Problem statement: Count the lines in the entries below that include the word "right". Give nothing but the number.

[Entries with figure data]

^^^^

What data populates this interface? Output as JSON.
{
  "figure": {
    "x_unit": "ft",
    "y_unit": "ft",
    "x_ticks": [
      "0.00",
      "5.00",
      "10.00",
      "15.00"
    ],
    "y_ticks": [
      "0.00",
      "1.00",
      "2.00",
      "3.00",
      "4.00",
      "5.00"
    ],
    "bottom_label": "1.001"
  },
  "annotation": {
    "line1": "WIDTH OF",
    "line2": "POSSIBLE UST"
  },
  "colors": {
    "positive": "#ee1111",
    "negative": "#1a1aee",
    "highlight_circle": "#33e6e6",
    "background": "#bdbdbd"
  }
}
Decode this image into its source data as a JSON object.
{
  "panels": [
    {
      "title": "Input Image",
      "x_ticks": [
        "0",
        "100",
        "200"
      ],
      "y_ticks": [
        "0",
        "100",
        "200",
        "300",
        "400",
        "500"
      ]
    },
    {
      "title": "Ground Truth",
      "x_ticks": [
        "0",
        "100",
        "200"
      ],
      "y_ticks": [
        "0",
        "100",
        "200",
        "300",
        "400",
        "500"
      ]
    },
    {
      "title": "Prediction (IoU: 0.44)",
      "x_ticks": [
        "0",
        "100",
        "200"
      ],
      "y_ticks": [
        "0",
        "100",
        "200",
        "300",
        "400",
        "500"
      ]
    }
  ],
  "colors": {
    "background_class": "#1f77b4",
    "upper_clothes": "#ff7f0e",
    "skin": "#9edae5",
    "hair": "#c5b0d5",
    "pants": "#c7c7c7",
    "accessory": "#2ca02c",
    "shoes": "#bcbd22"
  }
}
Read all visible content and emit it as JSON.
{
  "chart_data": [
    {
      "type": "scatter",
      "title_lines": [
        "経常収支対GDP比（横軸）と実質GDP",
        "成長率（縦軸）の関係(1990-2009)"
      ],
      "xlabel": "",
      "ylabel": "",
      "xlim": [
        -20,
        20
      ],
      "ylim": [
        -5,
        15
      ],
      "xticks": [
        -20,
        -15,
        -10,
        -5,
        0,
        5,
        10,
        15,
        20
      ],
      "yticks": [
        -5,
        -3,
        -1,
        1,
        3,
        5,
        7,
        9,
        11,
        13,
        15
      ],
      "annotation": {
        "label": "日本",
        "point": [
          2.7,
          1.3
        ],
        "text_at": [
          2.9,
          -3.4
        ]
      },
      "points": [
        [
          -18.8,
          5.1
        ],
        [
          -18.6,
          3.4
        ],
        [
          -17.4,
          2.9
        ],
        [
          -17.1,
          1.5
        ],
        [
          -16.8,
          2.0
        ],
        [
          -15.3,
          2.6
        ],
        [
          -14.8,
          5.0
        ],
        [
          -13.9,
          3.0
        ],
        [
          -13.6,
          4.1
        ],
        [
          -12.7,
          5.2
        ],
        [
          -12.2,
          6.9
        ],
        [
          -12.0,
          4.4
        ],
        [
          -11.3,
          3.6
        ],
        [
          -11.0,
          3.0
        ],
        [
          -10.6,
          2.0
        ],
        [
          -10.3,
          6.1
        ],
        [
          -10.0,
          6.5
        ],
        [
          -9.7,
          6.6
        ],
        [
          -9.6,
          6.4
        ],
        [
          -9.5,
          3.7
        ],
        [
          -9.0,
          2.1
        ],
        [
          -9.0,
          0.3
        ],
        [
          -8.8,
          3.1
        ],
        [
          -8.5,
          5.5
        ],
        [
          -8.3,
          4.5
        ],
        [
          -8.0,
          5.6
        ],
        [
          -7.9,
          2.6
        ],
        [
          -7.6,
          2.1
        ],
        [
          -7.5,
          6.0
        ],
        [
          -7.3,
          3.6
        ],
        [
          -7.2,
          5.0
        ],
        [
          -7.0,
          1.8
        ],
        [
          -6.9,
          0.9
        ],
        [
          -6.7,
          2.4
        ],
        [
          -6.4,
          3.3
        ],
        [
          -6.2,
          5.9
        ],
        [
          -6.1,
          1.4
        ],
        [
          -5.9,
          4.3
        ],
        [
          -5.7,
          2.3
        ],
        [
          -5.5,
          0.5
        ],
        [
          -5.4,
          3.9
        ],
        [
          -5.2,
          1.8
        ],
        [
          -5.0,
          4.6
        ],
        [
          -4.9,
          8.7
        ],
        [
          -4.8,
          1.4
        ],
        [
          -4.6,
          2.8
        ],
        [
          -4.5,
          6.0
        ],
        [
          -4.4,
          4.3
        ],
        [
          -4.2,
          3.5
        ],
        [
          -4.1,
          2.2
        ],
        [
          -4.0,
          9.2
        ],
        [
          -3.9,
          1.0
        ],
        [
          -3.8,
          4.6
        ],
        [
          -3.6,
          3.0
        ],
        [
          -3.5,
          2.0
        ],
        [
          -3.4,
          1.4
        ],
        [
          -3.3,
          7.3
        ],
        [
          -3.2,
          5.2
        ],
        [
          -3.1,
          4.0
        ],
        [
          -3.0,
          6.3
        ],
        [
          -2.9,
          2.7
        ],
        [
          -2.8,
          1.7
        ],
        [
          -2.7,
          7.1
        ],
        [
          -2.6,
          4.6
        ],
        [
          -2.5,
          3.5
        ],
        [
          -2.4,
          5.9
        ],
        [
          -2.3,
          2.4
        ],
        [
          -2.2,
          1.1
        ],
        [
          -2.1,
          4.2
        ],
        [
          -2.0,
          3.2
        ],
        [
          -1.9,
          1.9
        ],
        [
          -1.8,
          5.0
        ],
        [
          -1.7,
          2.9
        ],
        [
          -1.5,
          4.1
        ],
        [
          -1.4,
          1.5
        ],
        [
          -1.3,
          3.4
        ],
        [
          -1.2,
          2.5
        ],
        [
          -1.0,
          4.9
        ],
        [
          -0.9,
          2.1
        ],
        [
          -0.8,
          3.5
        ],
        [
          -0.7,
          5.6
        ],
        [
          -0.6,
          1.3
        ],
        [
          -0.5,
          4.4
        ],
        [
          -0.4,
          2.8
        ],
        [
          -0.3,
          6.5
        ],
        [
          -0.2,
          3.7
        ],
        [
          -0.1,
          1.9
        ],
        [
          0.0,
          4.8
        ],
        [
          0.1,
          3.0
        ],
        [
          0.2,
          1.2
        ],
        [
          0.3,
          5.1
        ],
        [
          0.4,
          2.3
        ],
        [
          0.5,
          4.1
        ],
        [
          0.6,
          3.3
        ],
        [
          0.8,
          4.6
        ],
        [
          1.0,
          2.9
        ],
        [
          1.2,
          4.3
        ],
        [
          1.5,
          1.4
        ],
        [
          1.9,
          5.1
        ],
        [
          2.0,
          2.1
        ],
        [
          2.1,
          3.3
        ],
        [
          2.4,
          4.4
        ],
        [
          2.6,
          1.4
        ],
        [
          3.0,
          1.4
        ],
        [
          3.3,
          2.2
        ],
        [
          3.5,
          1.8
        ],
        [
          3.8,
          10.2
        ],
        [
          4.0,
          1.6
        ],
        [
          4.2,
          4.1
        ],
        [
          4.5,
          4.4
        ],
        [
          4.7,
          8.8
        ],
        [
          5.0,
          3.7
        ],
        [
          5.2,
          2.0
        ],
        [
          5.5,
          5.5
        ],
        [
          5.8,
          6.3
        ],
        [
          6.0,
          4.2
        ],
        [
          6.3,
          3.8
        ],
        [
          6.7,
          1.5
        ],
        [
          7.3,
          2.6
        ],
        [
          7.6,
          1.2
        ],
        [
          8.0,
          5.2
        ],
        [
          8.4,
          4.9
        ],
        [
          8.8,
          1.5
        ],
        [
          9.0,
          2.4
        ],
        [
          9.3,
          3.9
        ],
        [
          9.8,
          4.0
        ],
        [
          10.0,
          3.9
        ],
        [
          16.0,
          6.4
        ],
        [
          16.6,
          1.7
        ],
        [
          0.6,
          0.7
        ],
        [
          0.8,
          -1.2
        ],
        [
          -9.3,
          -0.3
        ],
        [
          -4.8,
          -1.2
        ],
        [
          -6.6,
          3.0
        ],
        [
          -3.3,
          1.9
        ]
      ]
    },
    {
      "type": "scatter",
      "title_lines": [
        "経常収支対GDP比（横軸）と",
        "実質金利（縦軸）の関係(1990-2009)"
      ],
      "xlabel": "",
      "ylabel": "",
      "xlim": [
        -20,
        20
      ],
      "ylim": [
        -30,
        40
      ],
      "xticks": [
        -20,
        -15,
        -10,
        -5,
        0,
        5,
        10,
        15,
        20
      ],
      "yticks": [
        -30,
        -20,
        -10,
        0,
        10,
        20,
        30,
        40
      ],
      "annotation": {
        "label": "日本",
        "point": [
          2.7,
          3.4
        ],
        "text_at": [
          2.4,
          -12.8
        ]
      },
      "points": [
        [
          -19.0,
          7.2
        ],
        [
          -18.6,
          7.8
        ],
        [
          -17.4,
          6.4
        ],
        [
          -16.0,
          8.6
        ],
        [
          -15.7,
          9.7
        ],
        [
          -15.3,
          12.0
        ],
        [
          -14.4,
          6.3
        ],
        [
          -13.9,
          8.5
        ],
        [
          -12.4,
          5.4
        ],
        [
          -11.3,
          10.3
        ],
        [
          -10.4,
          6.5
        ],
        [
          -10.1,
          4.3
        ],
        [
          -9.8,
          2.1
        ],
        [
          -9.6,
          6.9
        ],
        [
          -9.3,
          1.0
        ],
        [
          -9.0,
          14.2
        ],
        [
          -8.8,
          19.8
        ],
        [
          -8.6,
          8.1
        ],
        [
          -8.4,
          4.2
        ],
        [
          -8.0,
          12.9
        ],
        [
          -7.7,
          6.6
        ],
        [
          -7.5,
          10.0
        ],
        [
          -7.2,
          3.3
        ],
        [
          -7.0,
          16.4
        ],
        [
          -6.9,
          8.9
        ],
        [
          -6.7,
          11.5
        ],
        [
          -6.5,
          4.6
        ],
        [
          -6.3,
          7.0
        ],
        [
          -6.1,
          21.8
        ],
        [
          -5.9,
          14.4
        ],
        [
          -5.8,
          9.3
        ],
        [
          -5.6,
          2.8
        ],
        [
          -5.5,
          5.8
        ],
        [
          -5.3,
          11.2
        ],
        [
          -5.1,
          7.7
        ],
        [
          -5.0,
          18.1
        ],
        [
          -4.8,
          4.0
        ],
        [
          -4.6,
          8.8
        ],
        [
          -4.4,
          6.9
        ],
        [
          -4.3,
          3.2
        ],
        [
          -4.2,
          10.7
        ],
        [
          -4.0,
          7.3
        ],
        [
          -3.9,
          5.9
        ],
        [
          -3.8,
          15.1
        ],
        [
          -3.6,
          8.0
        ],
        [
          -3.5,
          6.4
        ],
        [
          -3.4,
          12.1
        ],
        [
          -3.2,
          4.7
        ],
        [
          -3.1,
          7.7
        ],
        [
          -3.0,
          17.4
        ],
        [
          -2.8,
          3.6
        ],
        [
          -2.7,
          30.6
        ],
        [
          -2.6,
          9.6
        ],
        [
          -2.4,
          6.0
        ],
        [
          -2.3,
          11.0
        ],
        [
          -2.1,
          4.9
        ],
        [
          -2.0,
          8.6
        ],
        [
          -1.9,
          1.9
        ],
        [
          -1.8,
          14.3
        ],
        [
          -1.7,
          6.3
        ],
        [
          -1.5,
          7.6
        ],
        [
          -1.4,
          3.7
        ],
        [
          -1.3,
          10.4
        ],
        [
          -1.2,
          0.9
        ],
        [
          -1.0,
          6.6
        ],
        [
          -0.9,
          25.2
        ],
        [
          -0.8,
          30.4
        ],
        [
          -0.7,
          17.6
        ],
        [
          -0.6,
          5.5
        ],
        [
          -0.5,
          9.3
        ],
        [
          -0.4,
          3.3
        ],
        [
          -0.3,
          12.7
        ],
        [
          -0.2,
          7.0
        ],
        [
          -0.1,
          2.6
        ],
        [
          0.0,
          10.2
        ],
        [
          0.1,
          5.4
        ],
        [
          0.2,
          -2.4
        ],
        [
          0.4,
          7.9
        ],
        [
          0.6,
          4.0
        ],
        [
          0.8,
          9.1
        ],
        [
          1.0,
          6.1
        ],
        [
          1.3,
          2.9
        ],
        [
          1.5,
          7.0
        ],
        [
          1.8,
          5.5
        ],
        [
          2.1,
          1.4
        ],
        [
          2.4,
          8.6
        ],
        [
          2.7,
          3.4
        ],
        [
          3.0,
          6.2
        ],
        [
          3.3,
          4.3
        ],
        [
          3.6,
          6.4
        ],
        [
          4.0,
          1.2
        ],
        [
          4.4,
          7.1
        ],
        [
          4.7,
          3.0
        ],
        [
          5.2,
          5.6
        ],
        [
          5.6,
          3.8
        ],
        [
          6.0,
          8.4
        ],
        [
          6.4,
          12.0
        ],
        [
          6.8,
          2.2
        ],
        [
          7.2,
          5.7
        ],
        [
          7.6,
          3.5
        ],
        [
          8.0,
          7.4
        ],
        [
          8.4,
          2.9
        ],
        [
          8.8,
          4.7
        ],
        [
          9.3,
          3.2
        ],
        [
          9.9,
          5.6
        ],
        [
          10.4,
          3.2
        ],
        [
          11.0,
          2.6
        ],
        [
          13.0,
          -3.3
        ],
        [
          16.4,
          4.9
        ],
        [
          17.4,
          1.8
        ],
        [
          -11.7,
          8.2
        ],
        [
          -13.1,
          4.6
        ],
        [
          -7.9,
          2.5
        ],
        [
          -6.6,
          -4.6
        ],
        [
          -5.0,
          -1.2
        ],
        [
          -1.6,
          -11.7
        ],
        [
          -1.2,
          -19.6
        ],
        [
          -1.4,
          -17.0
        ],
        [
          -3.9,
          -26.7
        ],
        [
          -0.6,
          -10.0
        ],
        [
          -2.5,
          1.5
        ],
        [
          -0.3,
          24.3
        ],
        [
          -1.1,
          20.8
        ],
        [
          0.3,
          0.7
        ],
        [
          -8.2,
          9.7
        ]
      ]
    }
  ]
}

^^^^

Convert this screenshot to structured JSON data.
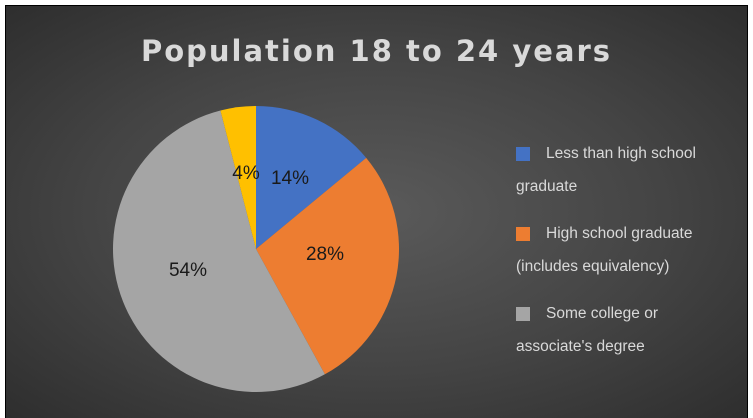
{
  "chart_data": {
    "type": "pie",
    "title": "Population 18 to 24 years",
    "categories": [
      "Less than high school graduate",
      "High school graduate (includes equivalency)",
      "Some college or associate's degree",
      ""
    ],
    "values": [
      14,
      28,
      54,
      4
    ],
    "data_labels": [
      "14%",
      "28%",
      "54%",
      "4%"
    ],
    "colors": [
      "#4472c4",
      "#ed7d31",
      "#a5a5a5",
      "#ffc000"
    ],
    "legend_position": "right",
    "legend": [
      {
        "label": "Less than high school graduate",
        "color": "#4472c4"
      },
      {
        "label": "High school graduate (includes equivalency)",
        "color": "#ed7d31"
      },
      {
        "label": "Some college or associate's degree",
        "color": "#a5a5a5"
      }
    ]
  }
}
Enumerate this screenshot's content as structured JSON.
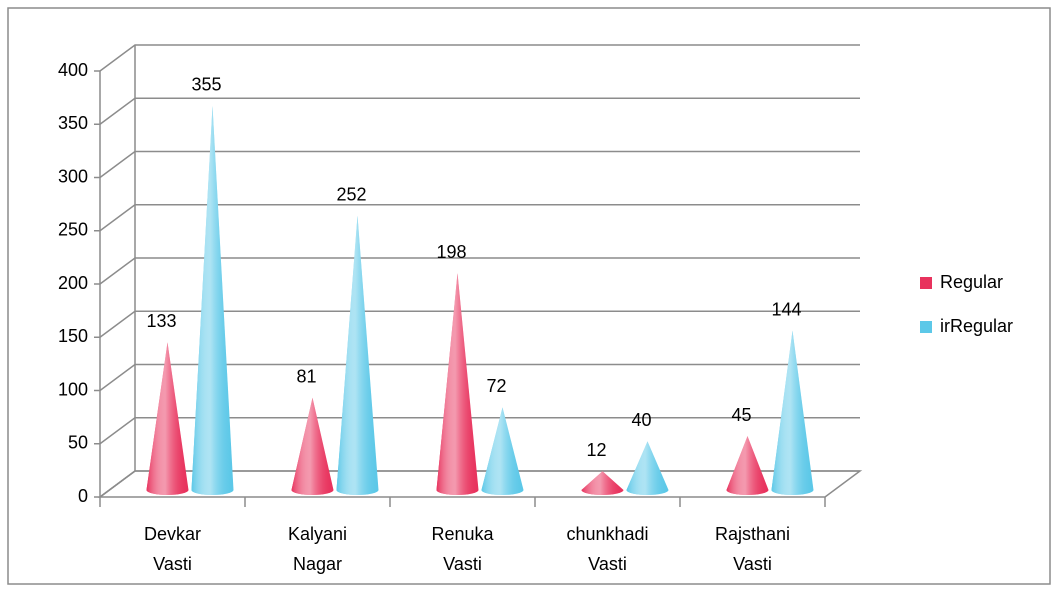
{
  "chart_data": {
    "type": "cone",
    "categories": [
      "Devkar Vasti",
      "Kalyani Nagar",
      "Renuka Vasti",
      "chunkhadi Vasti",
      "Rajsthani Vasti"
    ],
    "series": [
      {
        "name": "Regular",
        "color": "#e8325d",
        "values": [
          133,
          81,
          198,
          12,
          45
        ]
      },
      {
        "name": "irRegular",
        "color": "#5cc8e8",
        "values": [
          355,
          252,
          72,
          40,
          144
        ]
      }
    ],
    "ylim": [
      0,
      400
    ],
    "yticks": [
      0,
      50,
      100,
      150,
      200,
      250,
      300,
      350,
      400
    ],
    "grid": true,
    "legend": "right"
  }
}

^^^^

Correct response: 2